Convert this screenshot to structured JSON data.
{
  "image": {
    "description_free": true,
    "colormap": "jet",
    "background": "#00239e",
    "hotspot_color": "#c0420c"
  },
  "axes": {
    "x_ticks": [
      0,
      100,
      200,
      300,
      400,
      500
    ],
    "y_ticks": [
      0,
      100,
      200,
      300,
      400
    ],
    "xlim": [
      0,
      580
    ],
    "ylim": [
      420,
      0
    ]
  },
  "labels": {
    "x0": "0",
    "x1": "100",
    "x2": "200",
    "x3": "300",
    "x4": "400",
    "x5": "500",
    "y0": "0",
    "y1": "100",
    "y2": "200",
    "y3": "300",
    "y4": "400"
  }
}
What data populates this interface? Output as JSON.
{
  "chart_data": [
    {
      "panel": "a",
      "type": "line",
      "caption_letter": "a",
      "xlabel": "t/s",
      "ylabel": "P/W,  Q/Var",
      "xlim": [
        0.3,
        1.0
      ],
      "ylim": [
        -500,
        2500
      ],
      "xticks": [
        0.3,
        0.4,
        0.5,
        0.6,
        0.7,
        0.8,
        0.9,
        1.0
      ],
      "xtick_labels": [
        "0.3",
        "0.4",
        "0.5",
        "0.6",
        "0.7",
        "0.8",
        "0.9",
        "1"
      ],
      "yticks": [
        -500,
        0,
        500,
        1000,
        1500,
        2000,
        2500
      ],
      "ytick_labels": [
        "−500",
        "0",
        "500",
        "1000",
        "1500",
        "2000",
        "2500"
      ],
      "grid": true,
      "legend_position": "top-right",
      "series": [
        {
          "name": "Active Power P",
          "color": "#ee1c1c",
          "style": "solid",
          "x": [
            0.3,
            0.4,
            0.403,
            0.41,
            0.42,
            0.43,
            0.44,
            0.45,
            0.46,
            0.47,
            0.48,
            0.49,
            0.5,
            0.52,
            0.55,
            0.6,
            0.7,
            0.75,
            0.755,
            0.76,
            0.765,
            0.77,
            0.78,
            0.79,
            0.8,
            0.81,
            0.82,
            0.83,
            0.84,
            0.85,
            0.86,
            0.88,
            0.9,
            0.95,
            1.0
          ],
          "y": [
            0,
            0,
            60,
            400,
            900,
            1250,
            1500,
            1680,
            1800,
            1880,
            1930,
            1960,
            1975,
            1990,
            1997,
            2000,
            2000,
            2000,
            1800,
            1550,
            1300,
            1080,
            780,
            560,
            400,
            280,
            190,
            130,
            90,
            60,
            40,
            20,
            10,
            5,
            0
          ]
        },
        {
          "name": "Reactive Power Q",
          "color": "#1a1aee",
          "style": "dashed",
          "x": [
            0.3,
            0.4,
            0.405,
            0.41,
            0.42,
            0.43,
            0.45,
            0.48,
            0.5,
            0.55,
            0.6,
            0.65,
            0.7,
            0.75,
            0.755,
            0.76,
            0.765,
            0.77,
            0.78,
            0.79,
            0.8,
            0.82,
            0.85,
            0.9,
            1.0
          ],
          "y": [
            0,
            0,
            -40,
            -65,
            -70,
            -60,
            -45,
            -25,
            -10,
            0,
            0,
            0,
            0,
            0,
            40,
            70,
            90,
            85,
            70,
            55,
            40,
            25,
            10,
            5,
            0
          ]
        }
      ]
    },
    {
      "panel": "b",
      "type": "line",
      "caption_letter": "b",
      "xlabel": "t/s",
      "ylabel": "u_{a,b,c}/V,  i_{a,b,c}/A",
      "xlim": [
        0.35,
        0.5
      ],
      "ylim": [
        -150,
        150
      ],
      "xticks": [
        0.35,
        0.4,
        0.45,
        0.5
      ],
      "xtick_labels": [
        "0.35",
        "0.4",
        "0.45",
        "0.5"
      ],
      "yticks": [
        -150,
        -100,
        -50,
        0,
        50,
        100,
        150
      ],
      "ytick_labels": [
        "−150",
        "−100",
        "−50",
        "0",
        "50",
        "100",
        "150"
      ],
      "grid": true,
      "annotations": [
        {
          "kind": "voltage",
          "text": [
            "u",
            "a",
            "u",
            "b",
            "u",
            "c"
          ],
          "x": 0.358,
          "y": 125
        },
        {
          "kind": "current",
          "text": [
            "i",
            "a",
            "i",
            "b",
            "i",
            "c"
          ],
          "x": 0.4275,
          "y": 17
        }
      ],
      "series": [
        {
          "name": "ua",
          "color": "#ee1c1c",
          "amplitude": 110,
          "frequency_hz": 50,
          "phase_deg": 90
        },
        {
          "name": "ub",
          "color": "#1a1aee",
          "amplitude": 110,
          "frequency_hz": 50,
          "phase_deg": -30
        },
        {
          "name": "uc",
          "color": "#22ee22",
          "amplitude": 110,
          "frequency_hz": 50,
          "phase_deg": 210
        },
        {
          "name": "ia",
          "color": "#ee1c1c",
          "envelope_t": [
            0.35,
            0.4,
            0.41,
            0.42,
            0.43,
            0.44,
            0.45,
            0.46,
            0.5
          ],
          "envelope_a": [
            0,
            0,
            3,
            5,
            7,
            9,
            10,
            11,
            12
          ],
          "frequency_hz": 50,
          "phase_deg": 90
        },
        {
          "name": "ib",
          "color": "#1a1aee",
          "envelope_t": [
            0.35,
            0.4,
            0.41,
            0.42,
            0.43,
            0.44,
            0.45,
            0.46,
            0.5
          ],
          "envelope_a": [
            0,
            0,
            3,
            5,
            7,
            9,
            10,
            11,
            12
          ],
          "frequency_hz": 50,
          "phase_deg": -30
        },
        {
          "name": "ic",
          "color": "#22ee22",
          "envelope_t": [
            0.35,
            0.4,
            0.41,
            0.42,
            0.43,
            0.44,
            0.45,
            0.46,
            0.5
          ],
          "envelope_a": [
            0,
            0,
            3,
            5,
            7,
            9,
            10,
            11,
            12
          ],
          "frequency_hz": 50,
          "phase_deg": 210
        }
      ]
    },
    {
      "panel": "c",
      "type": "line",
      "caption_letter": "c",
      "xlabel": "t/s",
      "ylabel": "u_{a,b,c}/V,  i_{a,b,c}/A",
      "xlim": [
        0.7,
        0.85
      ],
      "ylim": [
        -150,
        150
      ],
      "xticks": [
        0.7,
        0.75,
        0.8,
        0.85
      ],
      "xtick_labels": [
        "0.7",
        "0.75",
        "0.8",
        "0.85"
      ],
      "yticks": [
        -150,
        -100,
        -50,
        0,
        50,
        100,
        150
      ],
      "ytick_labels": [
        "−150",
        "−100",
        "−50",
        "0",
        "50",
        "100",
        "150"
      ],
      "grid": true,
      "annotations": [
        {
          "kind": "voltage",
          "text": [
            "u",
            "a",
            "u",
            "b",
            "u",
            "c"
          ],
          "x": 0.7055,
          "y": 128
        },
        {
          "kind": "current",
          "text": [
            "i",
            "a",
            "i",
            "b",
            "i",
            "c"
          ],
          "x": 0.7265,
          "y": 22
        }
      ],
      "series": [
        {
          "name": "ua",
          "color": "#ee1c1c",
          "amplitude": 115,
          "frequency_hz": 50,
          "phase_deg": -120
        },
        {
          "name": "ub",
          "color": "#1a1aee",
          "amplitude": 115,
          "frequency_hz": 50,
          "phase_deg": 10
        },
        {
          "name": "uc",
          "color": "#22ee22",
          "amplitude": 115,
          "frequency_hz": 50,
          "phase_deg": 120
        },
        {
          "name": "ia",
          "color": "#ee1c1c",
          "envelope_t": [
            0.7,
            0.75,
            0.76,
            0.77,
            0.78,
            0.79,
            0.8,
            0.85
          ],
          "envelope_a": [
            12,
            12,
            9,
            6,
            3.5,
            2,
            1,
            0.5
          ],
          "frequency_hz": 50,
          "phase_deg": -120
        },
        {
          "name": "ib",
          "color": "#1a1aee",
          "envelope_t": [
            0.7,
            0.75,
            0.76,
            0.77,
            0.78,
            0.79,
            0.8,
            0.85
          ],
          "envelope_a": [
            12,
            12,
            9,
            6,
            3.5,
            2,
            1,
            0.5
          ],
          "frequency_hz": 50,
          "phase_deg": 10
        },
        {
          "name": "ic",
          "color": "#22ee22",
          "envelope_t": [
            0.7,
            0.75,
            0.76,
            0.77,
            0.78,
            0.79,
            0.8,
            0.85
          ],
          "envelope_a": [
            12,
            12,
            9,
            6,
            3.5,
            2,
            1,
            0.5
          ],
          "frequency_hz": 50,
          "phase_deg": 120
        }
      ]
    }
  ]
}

════════════════════

Task directions: Gather every line from the listing above in which "JSON" appears, and copy those lines.

Reply:
Convert this screenshot to structured JSON data.
What data populates this interface? Output as JSON.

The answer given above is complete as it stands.